* BEGIN Data records *

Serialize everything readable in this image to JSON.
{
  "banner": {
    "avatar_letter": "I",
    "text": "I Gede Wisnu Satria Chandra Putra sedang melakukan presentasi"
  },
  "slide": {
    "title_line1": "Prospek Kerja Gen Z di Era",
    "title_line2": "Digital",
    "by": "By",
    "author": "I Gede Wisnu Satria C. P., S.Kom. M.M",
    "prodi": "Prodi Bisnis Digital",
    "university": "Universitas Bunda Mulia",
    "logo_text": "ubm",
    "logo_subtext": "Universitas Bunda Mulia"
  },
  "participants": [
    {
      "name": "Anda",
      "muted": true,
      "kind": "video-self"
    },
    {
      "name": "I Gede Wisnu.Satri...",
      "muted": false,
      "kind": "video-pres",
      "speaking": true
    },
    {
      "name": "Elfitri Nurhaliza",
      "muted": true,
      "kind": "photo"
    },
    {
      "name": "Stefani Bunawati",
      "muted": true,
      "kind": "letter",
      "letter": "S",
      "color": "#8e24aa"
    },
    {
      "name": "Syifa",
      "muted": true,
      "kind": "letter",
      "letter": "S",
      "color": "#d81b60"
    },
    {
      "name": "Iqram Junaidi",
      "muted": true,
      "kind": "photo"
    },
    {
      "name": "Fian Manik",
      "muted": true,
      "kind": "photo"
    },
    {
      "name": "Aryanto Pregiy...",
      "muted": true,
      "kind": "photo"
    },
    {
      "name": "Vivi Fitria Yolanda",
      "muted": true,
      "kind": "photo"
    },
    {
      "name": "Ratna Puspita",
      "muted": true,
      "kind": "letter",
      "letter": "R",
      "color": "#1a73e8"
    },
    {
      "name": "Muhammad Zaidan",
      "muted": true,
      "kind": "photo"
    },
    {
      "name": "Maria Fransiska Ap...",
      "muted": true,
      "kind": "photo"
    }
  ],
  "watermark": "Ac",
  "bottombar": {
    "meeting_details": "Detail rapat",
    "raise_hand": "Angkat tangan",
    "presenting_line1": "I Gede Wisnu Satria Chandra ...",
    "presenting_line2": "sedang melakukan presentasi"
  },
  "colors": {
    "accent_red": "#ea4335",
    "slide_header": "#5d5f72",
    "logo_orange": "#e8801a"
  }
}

* END Data records *

Repeat every line of the data, exactly and in full.

**Solved exercise:**
Serialize everything readable in this image to JSON.
{
  "banner": {
    "avatar_letter": "I",
    "text": "I Gede Wisnu Satria Chandra Putra sedang melakukan presentasi"
  },
  "slide": {
    "title_line1": "Prospek Kerja Gen Z di Era",
    "title_line2": "Digital",
    "by": "By",
    "author": "I Gede Wisnu Satria C. P., S.Kom. M.M",
    "prodi": "Prodi Bisnis Digital",
    "university": "Universitas Bunda Mulia",
    "logo_text": "ubm",
    "logo_subtext": "Universitas Bunda Mulia"
  },
  "participants": [
    {
      "name": "Anda",
      "muted": true,
      "kind": "video-self"
    },
    {
      "name": "I Gede Wisnu.Satri...",
      "muted": false,
      "kind": "video-pres",
      "speaking": true
    },
    {
      "name": "Elfitri Nurhaliza",
      "muted": true,
      "kind": "photo"
    },
    {
      "name": "Stefani Bunawati",
      "muted": true,
      "kind": "letter",
      "letter": "S",
      "color": "#8e24aa"
    },
    {
      "name": "Syifa",
      "muted": true,
      "kind": "letter",
      "letter": "S",
      "color": "#d81b60"
    },
    {
      "name": "Iqram Junaidi",
      "muted": true,
      "kind": "photo"
    },
    {
      "name": "Fian Manik",
      "muted": true,
      "kind": "photo"
    },
    {
      "name": "Aryanto Pregiy...",
      "muted": true,
      "kind": "photo"
    },
    {
      "name": "Vivi Fitria Yolanda",
      "muted": true,
      "kind": "photo"
    },
    {
      "name": "Ratna Puspita",
      "muted": true,
      "kind": "letter",
      "letter": "R",
      "color": "#1a73e8"
    },
    {
      "name": "Muhammad Zaidan",
      "muted": true,
      "kind": "photo"
    },
    {
      "name": "Maria Fransiska Ap...",
      "muted": true,
      "kind": "photo"
    }
  ],
  "watermark": "Ac",
  "bottombar": {
    "meeting_details": "Detail rapat",
    "raise_hand": "Angkat tangan",
    "presenting_line1": "I Gede Wisnu Satria Chandra ...",
    "presenting_line2": "sedang melakukan presentasi"
  },
  "colors": {
    "accent_red": "#ea4335",
    "slide_header": "#5d5f72",
    "logo_orange": "#e8801a"
  }
}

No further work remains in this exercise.